■ Problem statement:
A verbatim copy of the records is required, with all pictures left out.

BEGIN Material provided

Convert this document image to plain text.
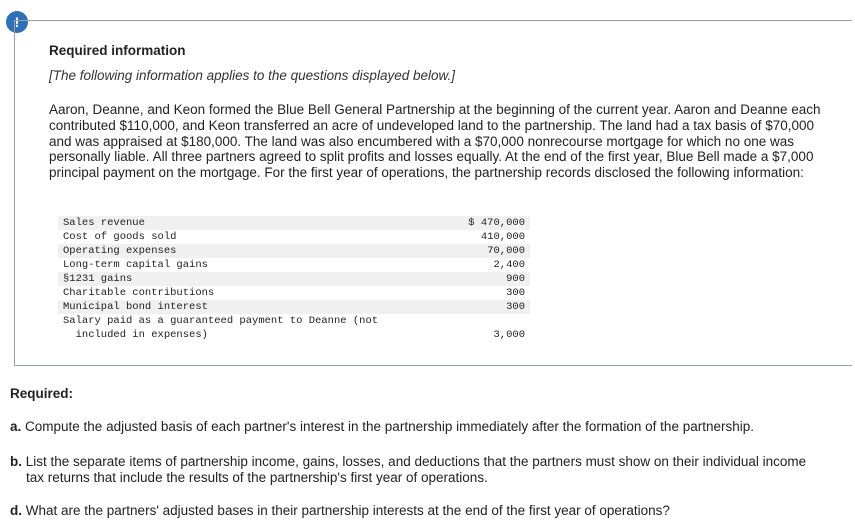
!
Required information
[The following information applies to the questions displayed below.]
Aaron, Deanne, and Keon formed the Blue Bell General Partnership at the beginning of the current year. Aaron and Deanne each contributed $110,000, and Keon transferred an acre of undeveloped land to the partnership. The land had a tax basis of $70,000 and was appraised at $180,000. The land was also encumbered with a $70,000 nonrecourse mortgage for which no one was personally liable. All three partners agreed to split profits and losses equally. At the end of the first year, Blue Bell made a $7,000 principal payment on the mortgage. For the first year of operations, the partnership records disclosed the following information:
Sales revenue	$ 470,000
Cost of goods sold	410,000
Operating expenses	70,000
Long-term capital gains	2,400
§1231 gains	900
Charitable contributions	300
Municipal bond interest	300
Salary paid as a guaranteed payment to Deanne (not
included in expenses)	3,000
Required:
a. Compute the adjusted basis of each partner's interest in the partnership immediately after the formation of the partnership.
b. List the separate items of partnership income, gains, losses, and deductions that the partners must show on their individual income
tax returns that include the results of the partnership's first year of operations.
d. What are the partners' adjusted bases in their partnership interests at the end of the first year of operations?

END Material provided

■ Written reply:
Convert this document image to plain text.
!
Required information
[The following information applies to the questions displayed below.]
Aaron, Deanne, and Keon formed the Blue Bell General Partnership at the beginning of the current year. Aaron and Deanne each contributed $110,000, and Keon transferred an acre of undeveloped land to the partnership. The land had a tax basis of $70,000 and was appraised at $180,000. The land was also encumbered with a $70,000 nonrecourse mortgage for which no one was personally liable. All three partners agreed to split profits and losses equally. At the end of the first year, Blue Bell made a $7,000 principal payment on the mortgage. For the first year of operations, the partnership records disclosed the following information:
Sales revenue	$ 470,000
Cost of goods sold	410,000
Operating expenses	70,000
Long-term capital gains	2,400
§1231 gains	900
Charitable contributions	300
Municipal bond interest	300
Salary paid as a guaranteed payment to Deanne (not
included in expenses)	3,000
Required:
a. Compute the adjusted basis of each partner's interest in the partnership immediately after the formation of the partnership.
b. List the separate items of partnership income, gains, losses, and deductions that the partners must show on their individual income
tax returns that include the results of the partnership's first year of operations.
d. What are the partners' adjusted bases in their partnership interests at the end of the first year of operations?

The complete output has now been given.